» Your goal:
Write out the entries again exactly as they are given.

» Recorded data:
====
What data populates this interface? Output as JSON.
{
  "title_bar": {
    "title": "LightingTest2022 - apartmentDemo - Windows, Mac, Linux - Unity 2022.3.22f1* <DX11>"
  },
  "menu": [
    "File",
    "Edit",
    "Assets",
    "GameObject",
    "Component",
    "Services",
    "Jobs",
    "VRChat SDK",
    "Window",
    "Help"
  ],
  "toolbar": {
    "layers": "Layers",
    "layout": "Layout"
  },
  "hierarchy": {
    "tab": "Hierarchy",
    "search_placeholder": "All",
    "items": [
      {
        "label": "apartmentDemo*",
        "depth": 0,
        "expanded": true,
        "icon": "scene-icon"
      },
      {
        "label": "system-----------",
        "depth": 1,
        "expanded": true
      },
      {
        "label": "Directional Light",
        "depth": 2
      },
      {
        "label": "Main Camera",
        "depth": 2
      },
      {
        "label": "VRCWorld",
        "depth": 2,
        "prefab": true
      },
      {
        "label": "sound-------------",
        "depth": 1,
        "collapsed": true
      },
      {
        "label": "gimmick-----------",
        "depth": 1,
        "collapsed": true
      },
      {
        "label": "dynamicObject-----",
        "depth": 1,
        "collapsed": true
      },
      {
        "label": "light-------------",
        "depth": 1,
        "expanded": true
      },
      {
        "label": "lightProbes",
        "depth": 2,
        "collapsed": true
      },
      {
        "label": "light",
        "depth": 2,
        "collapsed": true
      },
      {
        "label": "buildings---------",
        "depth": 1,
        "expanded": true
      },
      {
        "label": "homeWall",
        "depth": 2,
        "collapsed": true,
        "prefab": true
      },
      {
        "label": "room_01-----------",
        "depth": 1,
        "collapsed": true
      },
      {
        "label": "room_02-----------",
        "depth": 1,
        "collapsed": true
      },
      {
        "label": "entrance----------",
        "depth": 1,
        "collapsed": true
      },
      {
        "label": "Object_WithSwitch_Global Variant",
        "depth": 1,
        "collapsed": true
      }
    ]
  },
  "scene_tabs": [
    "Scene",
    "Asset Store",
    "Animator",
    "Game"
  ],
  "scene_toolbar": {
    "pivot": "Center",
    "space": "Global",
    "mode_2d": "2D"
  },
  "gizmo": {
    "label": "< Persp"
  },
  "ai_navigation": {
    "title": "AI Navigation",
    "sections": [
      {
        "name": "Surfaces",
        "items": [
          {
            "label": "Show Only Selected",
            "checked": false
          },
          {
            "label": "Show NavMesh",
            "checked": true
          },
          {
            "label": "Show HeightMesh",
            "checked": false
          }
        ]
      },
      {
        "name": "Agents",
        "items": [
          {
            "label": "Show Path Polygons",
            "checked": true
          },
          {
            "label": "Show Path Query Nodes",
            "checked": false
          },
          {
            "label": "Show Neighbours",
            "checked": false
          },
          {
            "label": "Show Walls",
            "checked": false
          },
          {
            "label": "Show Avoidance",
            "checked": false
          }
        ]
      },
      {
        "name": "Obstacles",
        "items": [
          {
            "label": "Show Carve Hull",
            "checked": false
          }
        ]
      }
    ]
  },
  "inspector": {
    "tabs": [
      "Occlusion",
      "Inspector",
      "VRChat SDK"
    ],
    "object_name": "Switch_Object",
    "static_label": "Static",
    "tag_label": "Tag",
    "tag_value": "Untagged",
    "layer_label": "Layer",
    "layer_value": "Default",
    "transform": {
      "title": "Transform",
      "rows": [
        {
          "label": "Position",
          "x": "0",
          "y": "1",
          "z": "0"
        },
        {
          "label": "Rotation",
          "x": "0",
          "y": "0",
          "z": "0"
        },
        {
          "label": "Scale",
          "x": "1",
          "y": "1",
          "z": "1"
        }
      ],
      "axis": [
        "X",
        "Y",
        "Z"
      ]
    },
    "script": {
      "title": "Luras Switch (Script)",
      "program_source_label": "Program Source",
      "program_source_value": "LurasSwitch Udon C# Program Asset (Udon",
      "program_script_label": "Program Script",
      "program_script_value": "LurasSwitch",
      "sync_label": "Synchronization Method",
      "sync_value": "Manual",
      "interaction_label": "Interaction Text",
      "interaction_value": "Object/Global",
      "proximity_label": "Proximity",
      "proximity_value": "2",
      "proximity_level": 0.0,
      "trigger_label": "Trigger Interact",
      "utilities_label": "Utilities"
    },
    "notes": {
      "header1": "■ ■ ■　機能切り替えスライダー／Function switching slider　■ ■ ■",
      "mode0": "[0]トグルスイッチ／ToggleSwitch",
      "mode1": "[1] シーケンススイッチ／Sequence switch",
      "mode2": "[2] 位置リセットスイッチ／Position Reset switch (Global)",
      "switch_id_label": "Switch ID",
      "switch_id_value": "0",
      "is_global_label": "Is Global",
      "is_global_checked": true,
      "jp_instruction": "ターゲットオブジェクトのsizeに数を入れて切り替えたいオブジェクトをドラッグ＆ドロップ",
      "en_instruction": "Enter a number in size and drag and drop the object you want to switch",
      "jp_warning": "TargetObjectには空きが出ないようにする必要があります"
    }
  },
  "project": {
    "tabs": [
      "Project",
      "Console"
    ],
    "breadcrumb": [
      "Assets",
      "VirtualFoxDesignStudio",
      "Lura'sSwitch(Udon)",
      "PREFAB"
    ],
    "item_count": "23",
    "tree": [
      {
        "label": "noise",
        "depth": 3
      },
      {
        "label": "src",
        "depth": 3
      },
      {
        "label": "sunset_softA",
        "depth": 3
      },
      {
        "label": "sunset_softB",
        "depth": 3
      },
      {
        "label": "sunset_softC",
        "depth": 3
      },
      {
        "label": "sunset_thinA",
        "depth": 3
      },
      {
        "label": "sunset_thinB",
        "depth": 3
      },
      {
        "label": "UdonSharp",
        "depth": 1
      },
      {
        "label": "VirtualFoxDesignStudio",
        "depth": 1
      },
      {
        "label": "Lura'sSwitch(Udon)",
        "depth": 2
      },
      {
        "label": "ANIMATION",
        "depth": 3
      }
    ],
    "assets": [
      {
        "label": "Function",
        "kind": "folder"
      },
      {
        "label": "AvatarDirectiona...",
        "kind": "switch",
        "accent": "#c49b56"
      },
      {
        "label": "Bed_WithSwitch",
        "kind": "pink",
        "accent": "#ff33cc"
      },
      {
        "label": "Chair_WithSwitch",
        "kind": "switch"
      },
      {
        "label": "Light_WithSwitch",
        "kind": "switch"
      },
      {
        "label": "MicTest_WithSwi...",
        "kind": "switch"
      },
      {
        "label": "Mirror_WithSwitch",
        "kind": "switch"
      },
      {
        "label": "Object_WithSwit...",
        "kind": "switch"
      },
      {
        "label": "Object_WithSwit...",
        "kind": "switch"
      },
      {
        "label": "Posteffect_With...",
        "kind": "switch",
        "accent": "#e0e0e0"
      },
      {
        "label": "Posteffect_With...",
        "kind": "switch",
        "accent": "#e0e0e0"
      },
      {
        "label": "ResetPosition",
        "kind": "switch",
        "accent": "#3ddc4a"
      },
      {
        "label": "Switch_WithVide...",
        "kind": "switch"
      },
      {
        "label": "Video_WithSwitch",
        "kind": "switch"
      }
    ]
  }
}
====
» Response:
What data populates this interface? Output as JSON.
{
  "title_bar": {
    "title": "LightingTest2022 - apartmentDemo - Windows, Mac, Linux - Unity 2022.3.22f1* <DX11>"
  },
  "menu": [
    "File",
    "Edit",
    "Assets",
    "GameObject",
    "Component",
    "Services",
    "Jobs",
    "VRChat SDK",
    "Window",
    "Help"
  ],
  "toolbar": {
    "layers": "Layers",
    "layout": "Layout"
  },
  "hierarchy": {
    "tab": "Hierarchy",
    "search_placeholder": "All",
    "items": [
      {
        "label": "apartmentDemo*",
        "depth": 0,
        "expanded": true,
        "icon": "scene-icon"
      },
      {
        "label": "system-----------",
        "depth": 1,
        "expanded": true
      },
      {
        "label": "Directional Light",
        "depth": 2
      },
      {
        "label": "Main Camera",
        "depth": 2
      },
      {
        "label": "VRCWorld",
        "depth": 2,
        "prefab": true
      },
      {
        "label": "sound-------------",
        "depth": 1,
        "collapsed": true
      },
      {
        "label": "gimmick-----------",
        "depth": 1,
        "collapsed": true
      },
      {
        "label": "dynamicObject-----",
        "depth": 1,
        "collapsed": true
      },
      {
        "label": "light-------------",
        "depth": 1,
        "expanded": true
      },
      {
        "label": "lightProbes",
        "depth": 2,
        "collapsed": true
      },
      {
        "label": "light",
        "depth": 2,
        "collapsed": true
      },
      {
        "label": "buildings---------",
        "depth": 1,
        "expanded": true
      },
      {
        "label": "homeWall",
        "depth": 2,
        "collapsed": true,
        "prefab": true
      },
      {
        "label": "room_01-----------",
        "depth": 1,
        "collapsed": true
      },
      {
        "label": "room_02-----------",
        "depth": 1,
        "collapsed": true
      },
      {
        "label": "entrance----------",
        "depth": 1,
        "collapsed": true
      },
      {
        "label": "Object_WithSwitch_Global Variant",
        "depth": 1,
        "collapsed": true
      }
    ]
  },
  "scene_tabs": [
    "Scene",
    "Asset Store",
    "Animator",
    "Game"
  ],
  "scene_toolbar": {
    "pivot": "Center",
    "space": "Global",
    "mode_2d": "2D"
  },
  "gizmo": {
    "label": "< Persp"
  },
  "ai_navigation": {
    "title": "AI Navigation",
    "sections": [
      {
        "name": "Surfaces",
        "items": [
          {
            "label": "Show Only Selected",
            "checked": false
          },
          {
            "label": "Show NavMesh",
            "checked": true
          },
          {
            "label": "Show HeightMesh",
            "checked": false
          }
        ]
      },
      {
        "name": "Agents",
        "items": [
          {
            "label": "Show Path Polygons",
            "checked": true
          },
          {
            "label": "Show Path Query Nodes",
            "checked": false
          },
          {
            "label": "Show Neighbours",
            "checked": false
          },
          {
            "label": "Show Walls",
            "checked": false
          },
          {
            "label": "Show Avoidance",
            "checked": false
          }
        ]
      },
      {
        "name": "Obstacles",
        "items": [
          {
            "label": "Show Carve Hull",
            "checked": false
          }
        ]
      }
    ]
  },
  "inspector": {
    "tabs": [
      "Occlusion",
      "Inspector",
      "VRChat SDK"
    ],
    "object_name": "Switch_Object",
    "static_label": "Static",
    "tag_label": "Tag",
    "tag_value": "Untagged",
    "layer_label": "Layer",
    "layer_value": "Default",
    "transform": {
      "title": "Transform",
      "rows": [
        {
          "label": "Position",
          "x": "0",
          "y": "1",
          "z": "0"
        },
        {
          "label": "Rotation",
          "x": "0",
          "y": "0",
          "z": "0"
        },
        {
          "label": "Scale",
          "x": "1",
          "y": "1",
          "z": "1"
        }
      ],
      "axis": [
        "X",
        "Y",
        "Z"
      ]
    },
    "script": {
      "title": "Luras Switch (Script)",
      "program_source_label": "Program Source",
      "program_source_value": "LurasSwitch Udon C# Program Asset (Udon",
      "program_script_label": "Program Script",
      "program_script_value": "LurasSwitch",
      "sync_label": "Synchronization Method",
      "sync_value": "Manual",
      "interaction_label": "Interaction Text",
      "interaction_value": "Object/Global",
      "proximity_label": "Proximity",
      "proximity_value": "2",
      "proximity_level": 0.0,
      "trigger_label": "Trigger Interact",
      "utilities_label": "Utilities"
    },
    "notes": {
      "header1": "■ ■ ■　機能切り替えスライダー／Function switching slider　■ ■ ■",
      "mode0": "[0]トグルスイッチ／ToggleSwitch",
      "mode1": "[1] シーケンススイッチ／Sequence switch",
      "mode2": "[2] 位置リセットスイッチ／Position Reset switch (Global)",
      "switch_id_label": "Switch ID",
      "switch_id_value": "0",
      "is_global_label": "Is Global",
      "is_global_checked": true,
      "jp_instruction": "ターゲットオブジェクトのsizeに数を入れて切り替えたいオブジェクトをドラッグ＆ドロップ",
      "en_instruction": "Enter a number in size and drag and drop the object you want to switch",
      "jp_warning": "TargetObjectには空きが出ないようにする必要があります"
    }
  },
  "project": {
    "tabs": [
      "Project",
      "Console"
    ],
    "breadcrumb": [
      "Assets",
      "VirtualFoxDesignStudio",
      "Lura'sSwitch(Udon)",
      "PREFAB"
    ],
    "item_count": "23",
    "tree": [
      {
        "label": "noise",
        "depth": 3
      },
      {
        "label": "src",
        "depth": 3
      },
      {
        "label": "sunset_softA",
        "depth": 3
      },
      {
        "label": "sunset_softB",
        "depth": 3
      },
      {
        "label": "sunset_softC",
        "depth": 3
      },
      {
        "label": "sunset_thinA",
        "depth": 3
      },
      {
        "label": "sunset_thinB",
        "depth": 3
      },
      {
        "label": "UdonSharp",
        "depth": 1
      },
      {
        "label": "VirtualFoxDesignStudio",
        "depth": 1
      },
      {
        "label": "Lura'sSwitch(Udon)",
        "depth": 2
      },
      {
        "label": "ANIMATION",
        "depth": 3
      }
    ],
    "assets": [
      {
        "label": "Function",
        "kind": "folder"
      },
      {
        "label": "AvatarDirectiona...",
        "kind": "switch",
        "accent": "#c49b56"
      },
      {
        "label": "Bed_WithSwitch",
        "kind": "pink",
        "accent": "#ff33cc"
      },
      {
        "label": "Chair_WithSwitch",
        "kind": "switch"
      },
      {
        "label": "Light_WithSwitch",
        "kind": "switch"
      },
      {
        "label": "MicTest_WithSwi...",
        "kind": "switch"
      },
      {
        "label": "Mirror_WithSwitch",
        "kind": "switch"
      },
      {
        "label": "Object_WithSwit...",
        "kind": "switch"
      },
      {
        "label": "Object_WithSwit...",
        "kind": "switch"
      },
      {
        "label": "Posteffect_With...",
        "kind": "switch",
        "accent": "#e0e0e0"
      },
      {
        "label": "Posteffect_With...",
        "kind": "switch",
        "accent": "#e0e0e0"
      },
      {
        "label": "ResetPosition",
        "kind": "switch",
        "accent": "#3ddc4a"
      },
      {
        "label": "Switch_WithVide...",
        "kind": "switch"
      },
      {
        "label": "Video_WithSwitch",
        "kind": "switch"
      }
    ]
  }
}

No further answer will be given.